What happens when you try to install Oracle Database XE Beta on a new Linux distribution? You learn a whole lot!

I came to these words by Todd Trichler in his post Installing Oracle Database XE on Debian, Ubuntu, and Kubuntu. And yes indeed, I learned a lot. I want to share what I did to get Oracle 10g working in my Ubuntu 9.10.

Firstly, I got the Debian distribution of Oracle 10g and saved it in the Downloads directory.

Then, I ran the following command and was little disappointed with the outcome.
sujan@ubuntu:~/Downloads$ sudo dpkg -i oracle-xe_10.2.0.1-1.0_i386.deb

[sudo] password for sujan:
Selecting previously deselected package oracle-xe.
(Reading database … 137338 files and directories currently installed.)
Unpacking oracle-xe (from oracle-xe_10.2.0.1-1.0_i386.deb) …
This system does not meet the minimum requirements for swap space. Based on
the amount of physical memory available on the system, Oracle Database 10g
Express Edition requires 1024 MB of swap space. This system has 227 MB
of swap space. Configure more swap space on the system and retry the installation.

^C

I realized that I was running short of 797MB in my swap space and did the following to increase the swap space.
sujan@ubuntu:~/Downloads$ sudo dd if=/dev/zero of=/swapfile bs=1M count=800

800+0 records in
800+0 records out
838860800 bytes (839 MB) copied, 17.0841 s, 49.1 MB/s

sujan@ubuntu:~/Downloads$ sudo mkswap /swapfile

mkswap: /swapfile: warning: don’t erase bootbits sectors
on whole disk. Use -f to force.
Setting up swapspace version 1, size = 819196 KiB
no label, UUID=8189de30-d6ae-45c0-aab8-161a666c1f9f

sujan@ubuntu:~/Downloads$ sudo swapon /swapfile

Now, when I ran the “top” command, I could see that my swap space was updated.

Your instructions: Reproduce the part of the Oracle installation post from "sujan@ubuntu:~/Downloads$ sudo dpkg" to "the swap space.". The material that comes after this text is not required.

Data:
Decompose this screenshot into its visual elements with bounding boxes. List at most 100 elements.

Problem solution:
sujan@ubuntu:~/Downloads$ sudo dpkg -i oracle-xe_10.2.0.1-1.0_i386.deb

[sudo] password for sujan:
Selecting previously deselected package oracle-xe.
(Reading database … 137338 files and directories currently installed.)
Unpacking oracle-xe (from oracle-xe_10.2.0.1-1.0_i386.deb) …
This system does not meet the minimum requirements for swap space. Based on
the amount of physical memory available on the system, Oracle Database 10g
Express Edition requires 1024 MB of swap space. This system has 227 MB
of swap space. Configure more swap space on the system and retry the installation.

^C

I realized that I was running short of 797MB in my swap space and did the following to increase the swap space.